GIVEN DATA
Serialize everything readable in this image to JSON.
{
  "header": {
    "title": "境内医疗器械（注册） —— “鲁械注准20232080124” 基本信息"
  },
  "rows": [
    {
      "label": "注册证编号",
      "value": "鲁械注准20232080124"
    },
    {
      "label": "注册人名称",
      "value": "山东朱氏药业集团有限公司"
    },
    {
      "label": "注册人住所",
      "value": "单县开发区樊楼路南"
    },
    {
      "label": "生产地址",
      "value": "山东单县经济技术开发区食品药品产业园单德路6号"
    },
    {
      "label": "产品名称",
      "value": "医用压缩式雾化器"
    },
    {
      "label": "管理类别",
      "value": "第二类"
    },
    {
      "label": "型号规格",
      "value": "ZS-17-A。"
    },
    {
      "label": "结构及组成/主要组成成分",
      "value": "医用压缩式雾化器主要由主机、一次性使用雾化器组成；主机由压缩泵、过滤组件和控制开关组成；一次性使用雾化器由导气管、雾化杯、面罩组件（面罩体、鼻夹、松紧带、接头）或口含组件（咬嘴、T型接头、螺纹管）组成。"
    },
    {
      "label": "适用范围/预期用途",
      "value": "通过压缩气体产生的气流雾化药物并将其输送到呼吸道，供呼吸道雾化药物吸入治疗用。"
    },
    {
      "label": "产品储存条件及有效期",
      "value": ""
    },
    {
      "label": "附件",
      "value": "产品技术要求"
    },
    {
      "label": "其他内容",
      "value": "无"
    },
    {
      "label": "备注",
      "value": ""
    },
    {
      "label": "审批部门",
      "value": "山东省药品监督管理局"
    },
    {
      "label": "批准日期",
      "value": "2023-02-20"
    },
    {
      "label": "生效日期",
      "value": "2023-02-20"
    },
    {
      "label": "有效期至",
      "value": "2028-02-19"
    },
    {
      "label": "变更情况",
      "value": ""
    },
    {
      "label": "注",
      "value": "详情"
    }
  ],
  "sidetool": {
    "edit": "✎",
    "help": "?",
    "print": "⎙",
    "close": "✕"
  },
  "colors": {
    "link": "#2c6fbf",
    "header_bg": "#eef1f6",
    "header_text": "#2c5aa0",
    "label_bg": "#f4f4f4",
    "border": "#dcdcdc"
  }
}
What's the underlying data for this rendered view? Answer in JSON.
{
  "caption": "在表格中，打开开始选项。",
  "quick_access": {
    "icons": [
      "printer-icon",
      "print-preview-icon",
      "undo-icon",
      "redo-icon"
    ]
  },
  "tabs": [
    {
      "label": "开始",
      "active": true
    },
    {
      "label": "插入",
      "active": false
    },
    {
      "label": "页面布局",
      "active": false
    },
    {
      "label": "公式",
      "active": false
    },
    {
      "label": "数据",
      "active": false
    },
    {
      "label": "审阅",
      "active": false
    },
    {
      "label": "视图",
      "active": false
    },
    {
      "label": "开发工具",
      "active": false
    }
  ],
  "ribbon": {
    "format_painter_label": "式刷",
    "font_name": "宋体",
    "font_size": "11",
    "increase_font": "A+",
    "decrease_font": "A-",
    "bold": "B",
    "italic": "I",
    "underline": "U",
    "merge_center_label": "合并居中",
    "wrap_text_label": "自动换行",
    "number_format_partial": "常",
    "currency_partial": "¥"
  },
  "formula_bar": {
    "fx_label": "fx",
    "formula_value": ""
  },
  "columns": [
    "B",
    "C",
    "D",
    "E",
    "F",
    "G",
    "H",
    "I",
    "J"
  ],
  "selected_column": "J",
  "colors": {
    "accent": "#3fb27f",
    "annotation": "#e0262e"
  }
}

WHAT YOU SHOULD DO
Copy out all of the records above with nothing altered.

OUTPUT FOR THIS EXERCISE
Serialize everything readable in this image to JSON.
{
  "header": {
    "title": "境内医疗器械（注册） —— “鲁械注准20232080124” 基本信息"
  },
  "rows": [
    {
      "label": "注册证编号",
      "value": "鲁械注准20232080124"
    },
    {
      "label": "注册人名称",
      "value": "山东朱氏药业集团有限公司"
    },
    {
      "label": "注册人住所",
      "value": "单县开发区樊楼路南"
    },
    {
      "label": "生产地址",
      "value": "山东单县经济技术开发区食品药品产业园单德路6号"
    },
    {
      "label": "产品名称",
      "value": "医用压缩式雾化器"
    },
    {
      "label": "管理类别",
      "value": "第二类"
    },
    {
      "label": "型号规格",
      "value": "ZS-17-A。"
    },
    {
      "label": "结构及组成/主要组成成分",
      "value": "医用压缩式雾化器主要由主机、一次性使用雾化器组成；主机由压缩泵、过滤组件和控制开关组成；一次性使用雾化器由导气管、雾化杯、面罩组件（面罩体、鼻夹、松紧带、接头）或口含组件（咬嘴、T型接头、螺纹管）组成。"
    },
    {
      "label": "适用范围/预期用途",
      "value": "通过压缩气体产生的气流雾化药物并将其输送到呼吸道，供呼吸道雾化药物吸入治疗用。"
    },
    {
      "label": "产品储存条件及有效期",
      "value": ""
    },
    {
      "label": "附件",
      "value": "产品技术要求"
    },
    {
      "label": "其他内容",
      "value": "无"
    },
    {
      "label": "备注",
      "value": ""
    },
    {
      "label": "审批部门",
      "value": "山东省药品监督管理局"
    },
    {
      "label": "批准日期",
      "value": "2023-02-20"
    },
    {
      "label": "生效日期",
      "value": "2023-02-20"
    },
    {
      "label": "有效期至",
      "value": "2028-02-19"
    },
    {
      "label": "变更情况",
      "value": ""
    },
    {
      "label": "注",
      "value": "详情"
    }
  ],
  "sidetool": {
    "edit": "✎",
    "help": "?",
    "print": "⎙",
    "close": "✕"
  },
  "colors": {
    "link": "#2c6fbf",
    "header_bg": "#eef1f6",
    "header_text": "#2c5aa0",
    "label_bg": "#f4f4f4",
    "border": "#dcdcdc"
  }
}
What's the underlying data for this rendered view? Answer in JSON.
{
  "caption": "在表格中，打开开始选项。",
  "quick_access": {
    "icons": [
      "printer-icon",
      "print-preview-icon",
      "undo-icon",
      "redo-icon"
    ]
  },
  "tabs": [
    {
      "label": "开始",
      "active": true
    },
    {
      "label": "插入",
      "active": false
    },
    {
      "label": "页面布局",
      "active": false
    },
    {
      "label": "公式",
      "active": false
    },
    {
      "label": "数据",
      "active": false
    },
    {
      "label": "审阅",
      "active": false
    },
    {
      "label": "视图",
      "active": false
    },
    {
      "label": "开发工具",
      "active": false
    }
  ],
  "ribbon": {
    "format_painter_label": "式刷",
    "font_name": "宋体",
    "font_size": "11",
    "increase_font": "A+",
    "decrease_font": "A-",
    "bold": "B",
    "italic": "I",
    "underline": "U",
    "merge_center_label": "合并居中",
    "wrap_text_label": "自动换行",
    "number_format_partial": "常",
    "currency_partial": "¥"
  },
  "formula_bar": {
    "fx_label": "fx",
    "formula_value": ""
  },
  "columns": [
    "B",
    "C",
    "D",
    "E",
    "F",
    "G",
    "H",
    "I",
    "J"
  ],
  "selected_column": "J",
  "colors": {
    "accent": "#3fb27f",
    "annotation": "#e0262e"
  }
}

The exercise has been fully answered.